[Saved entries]
*-*-*

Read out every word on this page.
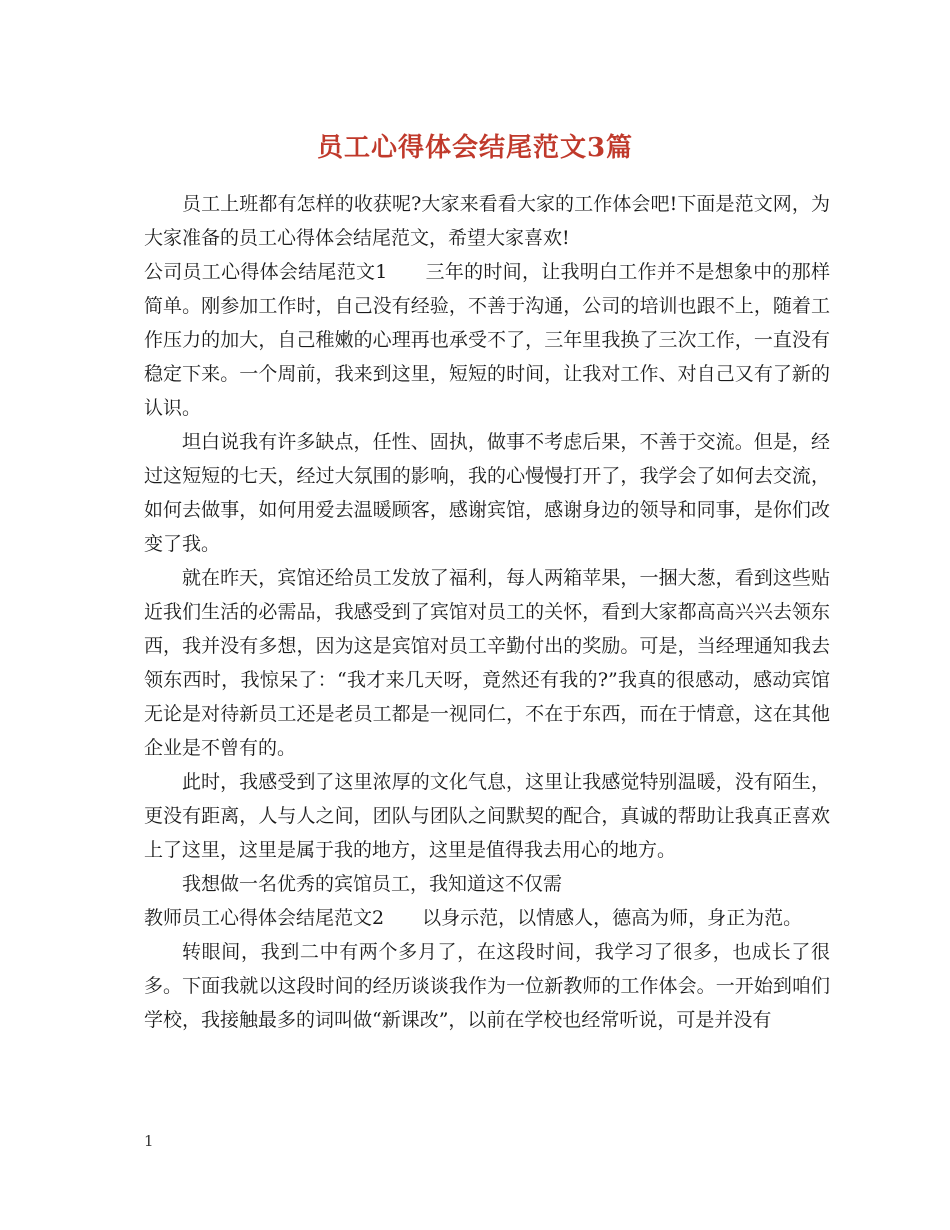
员工心得体会结尾范文3篇

员工上班都有怎样的收获呢?大家来看看大家的工作体会吧!下面是范文网，为大家准备的员工心得体会结尾范文，希望大家喜欢!

公司员工心得体会结尾范文1 三年的时间，让我明白工作并不是想象中的那样简单。刚参加工作时，自己没有经验，不善于沟通，公司的培训也跟不上，随着工作压力的加大，自己稚嫩的心理再也承受不了，三年里我换了三次工作，一直没有稳定下来。一个周前，我来到这里，短短的时间，让我对工作、对自己又有了新的认识。

坦白说我有许多缺点，任性、固执，做事不考虑后果，不善于交流。但是，经过这短短的七天，经过大氛围的影响，我的心慢慢打开了，我学会了如何去交流，如何去做事，如何用爱去温暖顾客，感谢宾馆，感谢身边的领导和同事，是你们改变了我。

就在昨天，宾馆还给员工发放了福利，每人两箱苹果，一捆大葱，看到这些贴近我们生活的必需品，我感受到了宾馆对员工的关怀，看到大家都高高兴兴去领东西，我并没有多想，因为这是宾馆对员工辛勤付出的奖励。可是，当经理通知我去领东西时，我惊呆了：“我才来几天呀，竟然还有我的?”我真的很感动，感动宾馆无论是对待新员工还是老员工都是一视同仁，不在于东西，而在于情意，这在其他企业是不曾有的。

此时，我感受到了这里浓厚的文化气息，这里让我感觉特别温暖，没有陌生，更没有距离，人与人之间，团队与团队之间默契的配合，真诚的帮助让我真正喜欢上了这里，这里是属于我的地方，这里是值得我去用心的地方。

我想做一名优秀的宾馆员工，我知道这不仅需

教师员工心得体会结尾范文2 以身示范，以情感人，德高为师，身正为范。

转眼间，我到二中有两个多月了，在这段时间，我学习了很多，也成长了很多。下面我就以这段时间的经历谈谈我作为一位新教师的工作体会。一开始到咱们学校，我接触最多的词叫做“新课改”，以前在学校也经常听说，可是并没有

1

*-*-*

• _The problem_
Repeat the data exactly, excluding the pictures.

• _Answer to this exercise_
Read out every word on this page.
员工心得体会结尾范文3篇

员工上班都有怎样的收获呢?大家来看看大家的工作体会吧!下面是范文网，为大家准备的员工心得体会结尾范文，希望大家喜欢!

公司员工心得体会结尾范文1 三年的时间，让我明白工作并不是想象中的那样简单。刚参加工作时，自己没有经验，不善于沟通，公司的培训也跟不上，随着工作压力的加大，自己稚嫩的心理再也承受不了，三年里我换了三次工作，一直没有稳定下来。一个周前，我来到这里，短短的时间，让我对工作、对自己又有了新的认识。

坦白说我有许多缺点，任性、固执，做事不考虑后果，不善于交流。但是，经过这短短的七天，经过大氛围的影响，我的心慢慢打开了，我学会了如何去交流，如何去做事，如何用爱去温暖顾客，感谢宾馆，感谢身边的领导和同事，是你们改变了我。

就在昨天，宾馆还给员工发放了福利，每人两箱苹果，一捆大葱，看到这些贴近我们生活的必需品，我感受到了宾馆对员工的关怀，看到大家都高高兴兴去领东西，我并没有多想，因为这是宾馆对员工辛勤付出的奖励。可是，当经理通知我去领东西时，我惊呆了：“我才来几天呀，竟然还有我的?”我真的很感动，感动宾馆无论是对待新员工还是老员工都是一视同仁，不在于东西，而在于情意，这在其他企业是不曾有的。

此时，我感受到了这里浓厚的文化气息，这里让我感觉特别温暖，没有陌生，更没有距离，人与人之间，团队与团队之间默契的配合，真诚的帮助让我真正喜欢上了这里，这里是属于我的地方，这里是值得我去用心的地方。

我想做一名优秀的宾馆员工，我知道这不仅需

教师员工心得体会结尾范文2 以身示范，以情感人，德高为师，身正为范。

转眼间，我到二中有两个多月了，在这段时间，我学习了很多，也成长了很多。下面我就以这段时间的经历谈谈我作为一位新教师的工作体会。一开始到咱们学校，我接触最多的词叫做“新课改”，以前在学校也经常听说，可是并没有

1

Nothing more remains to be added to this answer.